Filter these entries, keeping only lines that hold the word "JSON".

# START OF Data

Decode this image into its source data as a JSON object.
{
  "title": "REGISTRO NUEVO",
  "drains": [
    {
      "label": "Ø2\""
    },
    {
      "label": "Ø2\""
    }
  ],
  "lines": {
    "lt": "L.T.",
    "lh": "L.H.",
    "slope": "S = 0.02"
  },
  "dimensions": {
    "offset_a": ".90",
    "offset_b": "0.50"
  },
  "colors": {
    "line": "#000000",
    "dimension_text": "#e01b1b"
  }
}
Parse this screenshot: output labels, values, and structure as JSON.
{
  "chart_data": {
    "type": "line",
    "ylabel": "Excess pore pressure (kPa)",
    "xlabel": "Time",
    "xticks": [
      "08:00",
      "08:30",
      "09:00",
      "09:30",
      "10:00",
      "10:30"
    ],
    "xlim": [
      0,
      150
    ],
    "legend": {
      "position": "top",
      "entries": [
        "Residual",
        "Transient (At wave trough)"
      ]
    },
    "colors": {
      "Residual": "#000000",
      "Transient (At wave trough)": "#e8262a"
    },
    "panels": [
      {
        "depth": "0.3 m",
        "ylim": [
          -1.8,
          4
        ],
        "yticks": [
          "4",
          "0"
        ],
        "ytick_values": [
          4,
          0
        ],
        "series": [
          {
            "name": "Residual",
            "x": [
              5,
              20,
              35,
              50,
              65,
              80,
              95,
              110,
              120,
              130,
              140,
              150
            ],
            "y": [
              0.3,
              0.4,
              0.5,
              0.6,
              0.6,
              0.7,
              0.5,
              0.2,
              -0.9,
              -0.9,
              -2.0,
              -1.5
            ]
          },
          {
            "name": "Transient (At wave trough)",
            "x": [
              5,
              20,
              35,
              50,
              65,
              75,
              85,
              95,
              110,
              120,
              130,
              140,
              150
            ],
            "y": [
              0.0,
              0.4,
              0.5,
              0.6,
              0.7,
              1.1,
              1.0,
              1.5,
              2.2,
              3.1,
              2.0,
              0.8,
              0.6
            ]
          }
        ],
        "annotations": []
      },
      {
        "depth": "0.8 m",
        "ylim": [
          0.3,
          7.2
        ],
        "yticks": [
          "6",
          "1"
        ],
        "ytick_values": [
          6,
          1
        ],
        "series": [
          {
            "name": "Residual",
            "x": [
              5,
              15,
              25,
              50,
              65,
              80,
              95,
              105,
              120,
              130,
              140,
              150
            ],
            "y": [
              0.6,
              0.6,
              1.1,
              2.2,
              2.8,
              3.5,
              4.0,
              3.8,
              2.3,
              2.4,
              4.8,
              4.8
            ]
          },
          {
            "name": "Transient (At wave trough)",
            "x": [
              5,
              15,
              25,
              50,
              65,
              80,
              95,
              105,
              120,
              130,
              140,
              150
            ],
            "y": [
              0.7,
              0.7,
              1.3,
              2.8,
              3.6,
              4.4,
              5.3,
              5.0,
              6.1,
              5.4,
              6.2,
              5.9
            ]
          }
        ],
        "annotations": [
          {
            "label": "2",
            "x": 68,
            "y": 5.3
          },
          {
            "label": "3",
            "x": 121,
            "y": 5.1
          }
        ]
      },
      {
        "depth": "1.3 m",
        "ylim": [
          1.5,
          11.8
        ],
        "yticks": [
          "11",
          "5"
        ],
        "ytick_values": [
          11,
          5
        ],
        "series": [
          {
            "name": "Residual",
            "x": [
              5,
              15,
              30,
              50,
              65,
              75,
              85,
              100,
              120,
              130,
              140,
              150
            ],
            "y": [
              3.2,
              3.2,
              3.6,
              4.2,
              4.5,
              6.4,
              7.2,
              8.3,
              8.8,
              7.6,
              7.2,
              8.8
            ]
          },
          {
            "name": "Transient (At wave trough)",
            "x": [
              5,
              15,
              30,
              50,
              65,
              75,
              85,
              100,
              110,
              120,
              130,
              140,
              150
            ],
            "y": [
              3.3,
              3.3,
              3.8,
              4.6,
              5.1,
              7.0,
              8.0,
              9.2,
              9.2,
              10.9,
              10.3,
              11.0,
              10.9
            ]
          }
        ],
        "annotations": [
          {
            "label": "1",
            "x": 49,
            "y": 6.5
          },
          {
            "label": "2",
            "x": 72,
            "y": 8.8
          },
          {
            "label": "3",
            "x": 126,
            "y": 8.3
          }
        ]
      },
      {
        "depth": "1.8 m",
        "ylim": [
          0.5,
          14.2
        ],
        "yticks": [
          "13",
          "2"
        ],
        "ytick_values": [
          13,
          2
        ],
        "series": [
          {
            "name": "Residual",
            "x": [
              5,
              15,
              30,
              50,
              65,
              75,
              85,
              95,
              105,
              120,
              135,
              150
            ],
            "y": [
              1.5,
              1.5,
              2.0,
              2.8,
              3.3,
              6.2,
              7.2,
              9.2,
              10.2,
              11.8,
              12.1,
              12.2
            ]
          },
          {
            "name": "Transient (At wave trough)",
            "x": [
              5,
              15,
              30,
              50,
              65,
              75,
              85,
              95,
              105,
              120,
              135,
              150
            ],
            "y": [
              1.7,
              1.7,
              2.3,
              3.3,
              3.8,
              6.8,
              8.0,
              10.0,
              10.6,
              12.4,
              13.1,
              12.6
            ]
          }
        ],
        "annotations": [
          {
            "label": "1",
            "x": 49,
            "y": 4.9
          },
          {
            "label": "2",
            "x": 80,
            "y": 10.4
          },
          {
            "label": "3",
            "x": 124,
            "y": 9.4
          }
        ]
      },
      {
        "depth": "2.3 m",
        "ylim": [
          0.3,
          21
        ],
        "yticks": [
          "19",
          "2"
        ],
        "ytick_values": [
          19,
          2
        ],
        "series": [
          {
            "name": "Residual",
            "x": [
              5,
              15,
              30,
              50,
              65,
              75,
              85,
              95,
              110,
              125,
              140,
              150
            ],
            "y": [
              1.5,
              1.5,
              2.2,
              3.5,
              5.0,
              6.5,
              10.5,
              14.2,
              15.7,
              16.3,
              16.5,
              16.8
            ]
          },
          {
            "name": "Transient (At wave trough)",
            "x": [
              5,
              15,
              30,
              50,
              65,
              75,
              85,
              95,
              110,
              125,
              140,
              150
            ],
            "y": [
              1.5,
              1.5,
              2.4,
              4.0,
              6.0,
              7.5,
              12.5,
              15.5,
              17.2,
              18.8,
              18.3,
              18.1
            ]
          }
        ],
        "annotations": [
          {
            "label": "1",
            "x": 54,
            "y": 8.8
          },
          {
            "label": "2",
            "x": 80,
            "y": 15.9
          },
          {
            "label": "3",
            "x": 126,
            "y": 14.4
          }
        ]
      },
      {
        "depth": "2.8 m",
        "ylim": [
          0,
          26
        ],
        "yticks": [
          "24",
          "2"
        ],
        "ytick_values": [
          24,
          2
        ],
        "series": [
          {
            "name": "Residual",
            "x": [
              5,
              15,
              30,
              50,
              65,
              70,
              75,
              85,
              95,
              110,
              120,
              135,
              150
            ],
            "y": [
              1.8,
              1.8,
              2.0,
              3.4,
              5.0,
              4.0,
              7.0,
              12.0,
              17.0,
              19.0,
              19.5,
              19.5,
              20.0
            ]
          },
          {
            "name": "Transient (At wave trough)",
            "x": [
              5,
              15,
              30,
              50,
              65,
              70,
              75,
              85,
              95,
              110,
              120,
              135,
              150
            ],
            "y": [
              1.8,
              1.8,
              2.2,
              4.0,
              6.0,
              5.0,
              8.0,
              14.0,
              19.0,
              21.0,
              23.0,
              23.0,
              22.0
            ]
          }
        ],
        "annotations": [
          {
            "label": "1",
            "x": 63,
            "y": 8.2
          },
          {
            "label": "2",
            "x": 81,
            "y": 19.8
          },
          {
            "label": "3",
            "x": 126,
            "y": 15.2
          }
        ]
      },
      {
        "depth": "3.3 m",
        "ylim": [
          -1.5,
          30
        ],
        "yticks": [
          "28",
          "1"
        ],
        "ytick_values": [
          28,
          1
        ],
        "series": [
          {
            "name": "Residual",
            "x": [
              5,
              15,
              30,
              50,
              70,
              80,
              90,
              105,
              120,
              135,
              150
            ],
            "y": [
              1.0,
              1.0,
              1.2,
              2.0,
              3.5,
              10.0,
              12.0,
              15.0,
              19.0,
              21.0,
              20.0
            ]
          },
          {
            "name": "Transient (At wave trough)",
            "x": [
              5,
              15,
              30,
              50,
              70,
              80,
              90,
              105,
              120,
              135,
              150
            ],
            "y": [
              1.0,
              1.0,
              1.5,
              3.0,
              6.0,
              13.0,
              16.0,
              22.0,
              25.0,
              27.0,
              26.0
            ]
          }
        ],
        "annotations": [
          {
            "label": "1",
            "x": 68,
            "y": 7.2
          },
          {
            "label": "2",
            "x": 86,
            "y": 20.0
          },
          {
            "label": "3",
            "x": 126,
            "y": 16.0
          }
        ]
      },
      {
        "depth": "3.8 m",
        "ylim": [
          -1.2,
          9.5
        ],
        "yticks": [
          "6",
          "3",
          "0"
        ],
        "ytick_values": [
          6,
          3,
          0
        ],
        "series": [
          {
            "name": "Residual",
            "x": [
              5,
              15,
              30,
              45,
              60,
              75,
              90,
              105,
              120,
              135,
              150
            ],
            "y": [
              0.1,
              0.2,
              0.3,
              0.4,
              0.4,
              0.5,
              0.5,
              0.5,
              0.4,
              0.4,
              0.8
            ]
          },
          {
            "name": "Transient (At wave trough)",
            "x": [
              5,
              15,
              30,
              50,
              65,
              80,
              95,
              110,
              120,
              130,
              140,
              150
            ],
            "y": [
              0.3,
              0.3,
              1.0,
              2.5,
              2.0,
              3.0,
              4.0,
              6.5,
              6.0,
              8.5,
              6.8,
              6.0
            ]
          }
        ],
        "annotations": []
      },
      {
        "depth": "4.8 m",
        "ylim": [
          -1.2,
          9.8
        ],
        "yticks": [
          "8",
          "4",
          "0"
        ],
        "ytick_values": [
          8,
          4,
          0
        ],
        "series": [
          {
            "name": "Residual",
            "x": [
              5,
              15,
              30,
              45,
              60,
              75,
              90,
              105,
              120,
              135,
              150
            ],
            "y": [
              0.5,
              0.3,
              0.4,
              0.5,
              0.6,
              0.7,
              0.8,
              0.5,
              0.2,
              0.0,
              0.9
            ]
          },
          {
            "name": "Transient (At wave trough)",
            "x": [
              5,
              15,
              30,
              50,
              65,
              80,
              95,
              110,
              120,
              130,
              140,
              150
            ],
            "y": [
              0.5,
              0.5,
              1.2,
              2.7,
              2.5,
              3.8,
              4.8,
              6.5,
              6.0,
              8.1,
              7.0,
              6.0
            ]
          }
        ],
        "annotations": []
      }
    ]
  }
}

# END OF Data

• [Result for this task]:
Decode this image into its source data as a JSON object.
Parse this screenshot: output labels, values, and structure as JSON.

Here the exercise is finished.